• _What you need to do_:
**1)** In the passage on wills law, translate this sentence into Spanish: "The same words in a will make a condition precedent or subsequent according to the nature of the intent of the testator."
**2)** Condense the paragraph of the passage on wills law that begins "A reference in a will may be in such terms" into a shorter version that keeps its main facts.
**3)** In the passage on wills law, which case is quoted for Lord Eldon's statement of the rule on an attested instrument incorporating an unattested one?
===== Page
Sect. 34. "Every will re-executed or republished or revived by any codicil shall, for the purposes of this Act, be deemed to have been made at the time at which the same shall be so re-executed, republished, or revived.”

Incorporation of Instruments.

Where there is a reference in a duly executed testamentary document to an ascertainable existing unattested written instrument, parol evidence is admissible to incorporate the latter in the former.

"The rule of law is that an instrument, properly attested, in order to incorporate another instrument, not attested, must describe it so as to be a manifestation of what the paper is which is meant

to be incorporated; in such a way that the Court can be under no mistake."- Smart v. Prujean (1801), 6 Ves. 560, at p. 565, Lord Eldon (cited by Cozens-Hardy, M. R., in University College of North Wales v. Taylor, [1908] P. 140, at p. 144; 77 L. J. P. 20, at p. 22).

"A reference in a will may be in such terms as to exclude parol testimony, as where it is to papers not yet written, or where the description is so vague as to be incapable of being applied to any instrument in particular, but the authorities seem clearly to establish that where there is a reference to any written document as then existing in such terms that it is capable of being ascertained, parol evidence is admissible to ascertain it."-Allen v. Maddock (1858), 11 Moo. P. C. 427, at p. 454, Lord Kingsdown, delivering the opinion of the Privy Council.

"The result of the authorities, both before and since the late Act (Wills Act, 1837), appears to be, that where there is a reference in a duly executed testamentary instrument to another testamentary instrument, by such terms as to make it capable of identification, it is necessarily a subject for parol evidence, and that when the parol evidence sufficiently proves that, in the existing circumstances, there is no doubt as to the instrument, it is no objection to it that, by possibility, circumstances might have existed in which the instrument referred to could not have been identified."-Allen v. Maddock (1858), 11 Moo. P. C. 427, at p. 461, Lord Kingsdown, delivering the opinion of the Privy Council.

"It seems to me that it has been established that if a testator, in a testamentary paper duly executed, refers to an existing unattested paper, the instrument so referred to becomes part of his will; in other words, it is incorporated into it; but it is clear that, in order that the informal document should be incorporated in the validly-executed document, the latter must refer to the former as a written instrument then existing-that is, at the time of execution-in such terms that it may be ascertained. A leading case upon this subject is Allen v. Maddock (1858), 11 Moo. P. C. 427, and it is desirable also to refer to In the goods of Mary Sunderland (1866), L. R. 1 P. & M. 198; 35 L. J. P. 82."-In the goods of Smart, [1902] P. 238, at p. 240; 71 L. J. P. 123, at p. 124, Gorell Barnes, J.

SECTION VIII.

CONDITIONS.

Conditions Precedent and Subsequent.

The same words in a will make a condition precedent or subsequent according to the nature of the intent of the testator.
==========
===== Record set
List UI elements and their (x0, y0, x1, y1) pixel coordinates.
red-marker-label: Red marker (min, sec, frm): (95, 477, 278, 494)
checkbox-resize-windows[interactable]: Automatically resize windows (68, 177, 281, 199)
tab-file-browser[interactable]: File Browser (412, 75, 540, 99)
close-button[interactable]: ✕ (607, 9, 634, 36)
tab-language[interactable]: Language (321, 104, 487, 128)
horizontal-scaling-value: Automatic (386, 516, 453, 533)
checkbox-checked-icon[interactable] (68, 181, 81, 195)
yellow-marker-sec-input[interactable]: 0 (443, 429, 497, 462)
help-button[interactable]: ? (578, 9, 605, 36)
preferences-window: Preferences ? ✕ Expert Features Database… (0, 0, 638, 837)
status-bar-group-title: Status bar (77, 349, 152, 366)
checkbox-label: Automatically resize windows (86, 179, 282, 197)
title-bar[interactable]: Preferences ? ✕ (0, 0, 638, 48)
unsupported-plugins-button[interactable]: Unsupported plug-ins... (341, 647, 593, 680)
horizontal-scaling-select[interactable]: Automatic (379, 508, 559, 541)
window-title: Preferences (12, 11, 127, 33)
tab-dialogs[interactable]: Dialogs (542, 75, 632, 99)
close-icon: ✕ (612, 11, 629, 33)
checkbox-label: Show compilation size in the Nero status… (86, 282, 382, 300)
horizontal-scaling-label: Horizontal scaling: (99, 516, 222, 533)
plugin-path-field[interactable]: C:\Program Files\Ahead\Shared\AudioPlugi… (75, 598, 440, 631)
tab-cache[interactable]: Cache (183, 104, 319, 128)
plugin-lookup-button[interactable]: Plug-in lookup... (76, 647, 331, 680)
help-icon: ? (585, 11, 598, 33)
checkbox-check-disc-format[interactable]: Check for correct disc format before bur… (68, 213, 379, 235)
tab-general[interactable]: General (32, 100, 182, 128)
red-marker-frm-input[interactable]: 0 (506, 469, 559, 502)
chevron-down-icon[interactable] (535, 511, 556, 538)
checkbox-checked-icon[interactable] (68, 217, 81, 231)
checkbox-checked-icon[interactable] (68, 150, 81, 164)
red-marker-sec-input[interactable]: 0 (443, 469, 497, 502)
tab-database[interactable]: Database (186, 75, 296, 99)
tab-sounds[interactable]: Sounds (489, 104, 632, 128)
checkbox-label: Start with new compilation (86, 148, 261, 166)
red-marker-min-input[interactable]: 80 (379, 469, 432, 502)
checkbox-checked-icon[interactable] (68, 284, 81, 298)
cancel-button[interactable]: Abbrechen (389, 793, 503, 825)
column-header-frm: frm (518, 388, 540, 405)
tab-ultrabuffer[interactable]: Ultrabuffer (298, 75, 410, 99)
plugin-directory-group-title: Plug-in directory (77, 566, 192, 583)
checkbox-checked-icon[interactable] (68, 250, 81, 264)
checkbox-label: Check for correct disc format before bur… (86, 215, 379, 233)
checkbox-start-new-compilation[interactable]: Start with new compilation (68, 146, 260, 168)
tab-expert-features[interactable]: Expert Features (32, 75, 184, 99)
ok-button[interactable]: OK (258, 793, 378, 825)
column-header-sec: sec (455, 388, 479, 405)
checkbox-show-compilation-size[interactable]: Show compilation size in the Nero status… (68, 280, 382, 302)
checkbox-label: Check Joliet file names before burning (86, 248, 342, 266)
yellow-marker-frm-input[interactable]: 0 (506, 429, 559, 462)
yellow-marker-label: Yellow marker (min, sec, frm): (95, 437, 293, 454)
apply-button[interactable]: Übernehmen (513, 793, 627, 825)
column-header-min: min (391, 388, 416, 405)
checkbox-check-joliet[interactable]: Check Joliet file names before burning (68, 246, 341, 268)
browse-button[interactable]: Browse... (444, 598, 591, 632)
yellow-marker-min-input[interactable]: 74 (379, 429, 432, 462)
==========
===== Record set
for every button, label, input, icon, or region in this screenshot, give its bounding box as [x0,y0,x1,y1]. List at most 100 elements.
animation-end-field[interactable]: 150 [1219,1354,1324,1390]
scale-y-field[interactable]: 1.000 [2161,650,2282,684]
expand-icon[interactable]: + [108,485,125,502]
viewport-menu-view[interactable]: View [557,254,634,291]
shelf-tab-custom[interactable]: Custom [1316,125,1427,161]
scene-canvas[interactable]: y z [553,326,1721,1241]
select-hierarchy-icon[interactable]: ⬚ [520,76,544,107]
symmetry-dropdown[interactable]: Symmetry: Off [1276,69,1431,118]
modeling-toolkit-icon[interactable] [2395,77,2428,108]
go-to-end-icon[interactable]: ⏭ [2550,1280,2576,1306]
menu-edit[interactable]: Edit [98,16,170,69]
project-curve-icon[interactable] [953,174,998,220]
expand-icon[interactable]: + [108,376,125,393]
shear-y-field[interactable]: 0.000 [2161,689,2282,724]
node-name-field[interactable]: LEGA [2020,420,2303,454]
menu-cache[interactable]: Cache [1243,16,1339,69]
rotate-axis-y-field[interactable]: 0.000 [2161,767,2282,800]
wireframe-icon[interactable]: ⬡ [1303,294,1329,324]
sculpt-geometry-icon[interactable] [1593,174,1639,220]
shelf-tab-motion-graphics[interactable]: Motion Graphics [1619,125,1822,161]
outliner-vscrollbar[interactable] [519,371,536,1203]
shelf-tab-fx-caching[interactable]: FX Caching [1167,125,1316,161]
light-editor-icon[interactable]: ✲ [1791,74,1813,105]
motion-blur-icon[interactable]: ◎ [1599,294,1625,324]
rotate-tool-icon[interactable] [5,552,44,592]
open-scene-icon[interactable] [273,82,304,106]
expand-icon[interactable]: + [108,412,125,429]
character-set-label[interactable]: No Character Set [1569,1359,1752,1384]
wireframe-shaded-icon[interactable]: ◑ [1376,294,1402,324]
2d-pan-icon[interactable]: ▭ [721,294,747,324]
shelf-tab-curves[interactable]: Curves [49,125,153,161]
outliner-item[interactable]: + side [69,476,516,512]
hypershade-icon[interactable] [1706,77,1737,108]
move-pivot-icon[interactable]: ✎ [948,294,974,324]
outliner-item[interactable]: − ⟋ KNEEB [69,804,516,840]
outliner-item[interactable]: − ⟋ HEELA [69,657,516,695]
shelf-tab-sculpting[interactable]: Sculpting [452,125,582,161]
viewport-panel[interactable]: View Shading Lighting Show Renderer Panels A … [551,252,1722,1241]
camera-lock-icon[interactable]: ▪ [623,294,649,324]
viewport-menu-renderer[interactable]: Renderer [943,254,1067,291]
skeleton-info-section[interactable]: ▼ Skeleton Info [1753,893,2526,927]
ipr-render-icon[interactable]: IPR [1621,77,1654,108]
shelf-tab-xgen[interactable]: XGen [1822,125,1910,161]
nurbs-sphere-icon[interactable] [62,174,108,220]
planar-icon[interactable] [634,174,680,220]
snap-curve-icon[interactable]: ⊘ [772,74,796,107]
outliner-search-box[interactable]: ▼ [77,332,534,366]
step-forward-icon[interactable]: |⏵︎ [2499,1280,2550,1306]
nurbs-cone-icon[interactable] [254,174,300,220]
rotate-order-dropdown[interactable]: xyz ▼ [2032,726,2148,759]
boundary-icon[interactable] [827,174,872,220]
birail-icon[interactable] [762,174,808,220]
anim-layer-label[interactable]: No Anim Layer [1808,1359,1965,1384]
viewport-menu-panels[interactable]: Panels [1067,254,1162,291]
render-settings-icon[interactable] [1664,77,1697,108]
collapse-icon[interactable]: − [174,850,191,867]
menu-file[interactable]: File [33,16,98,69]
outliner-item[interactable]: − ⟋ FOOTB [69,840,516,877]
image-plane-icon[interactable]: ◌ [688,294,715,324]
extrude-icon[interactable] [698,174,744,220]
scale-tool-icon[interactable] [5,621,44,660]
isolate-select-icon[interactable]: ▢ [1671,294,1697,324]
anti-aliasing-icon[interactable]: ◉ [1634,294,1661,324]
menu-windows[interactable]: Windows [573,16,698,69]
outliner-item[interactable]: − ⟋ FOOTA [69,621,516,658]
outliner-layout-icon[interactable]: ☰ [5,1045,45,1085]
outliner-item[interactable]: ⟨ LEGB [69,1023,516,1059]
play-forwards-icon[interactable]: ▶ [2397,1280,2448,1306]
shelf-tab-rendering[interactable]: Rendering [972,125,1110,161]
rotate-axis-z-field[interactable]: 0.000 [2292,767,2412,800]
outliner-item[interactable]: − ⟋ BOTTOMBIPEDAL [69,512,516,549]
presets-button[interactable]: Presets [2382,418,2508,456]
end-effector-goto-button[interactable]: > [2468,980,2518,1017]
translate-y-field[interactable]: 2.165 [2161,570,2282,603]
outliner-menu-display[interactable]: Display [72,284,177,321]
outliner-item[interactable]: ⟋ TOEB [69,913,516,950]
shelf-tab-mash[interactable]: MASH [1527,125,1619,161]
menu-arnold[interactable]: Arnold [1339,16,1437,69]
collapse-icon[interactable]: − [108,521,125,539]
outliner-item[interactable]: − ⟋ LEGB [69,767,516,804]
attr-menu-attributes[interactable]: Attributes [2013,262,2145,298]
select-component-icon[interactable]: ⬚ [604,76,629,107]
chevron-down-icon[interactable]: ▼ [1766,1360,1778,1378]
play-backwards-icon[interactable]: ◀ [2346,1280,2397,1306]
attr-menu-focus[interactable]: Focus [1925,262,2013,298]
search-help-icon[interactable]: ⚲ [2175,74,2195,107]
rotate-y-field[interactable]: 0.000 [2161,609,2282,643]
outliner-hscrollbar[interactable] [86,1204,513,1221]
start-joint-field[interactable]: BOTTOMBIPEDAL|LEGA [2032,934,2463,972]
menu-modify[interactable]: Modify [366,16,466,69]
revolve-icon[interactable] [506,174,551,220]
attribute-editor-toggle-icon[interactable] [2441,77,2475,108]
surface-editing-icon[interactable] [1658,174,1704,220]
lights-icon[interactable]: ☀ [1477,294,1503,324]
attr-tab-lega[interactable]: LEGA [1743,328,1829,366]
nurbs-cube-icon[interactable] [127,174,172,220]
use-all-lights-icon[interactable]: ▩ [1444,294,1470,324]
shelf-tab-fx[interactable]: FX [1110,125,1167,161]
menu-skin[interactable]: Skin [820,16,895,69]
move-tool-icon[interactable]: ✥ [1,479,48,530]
==========
• _Task responses_:
**1)** Las mismas palabras en un testamento constituyen una condición precedente o subsiguiente según la naturaleza de la intención del testador.

**2)** A will's reference can rule out parol testimony. This happens when it points to papers not yet written, or when it is too vague to apply to any particular instrument. But the authorities clearly establish that parol evidence is admissible to identify a written document when the will refers to it as then existing, in terms that make it possible to identify. The source is Allen v. Maddock (1858), 11 Moo. P. C. 427, at p. 454, where Lord Kingsdown gave the opinion of the Privy Council.

**3)** Smart v. Prujean (1801), 6 Ves. 560, at p. 565.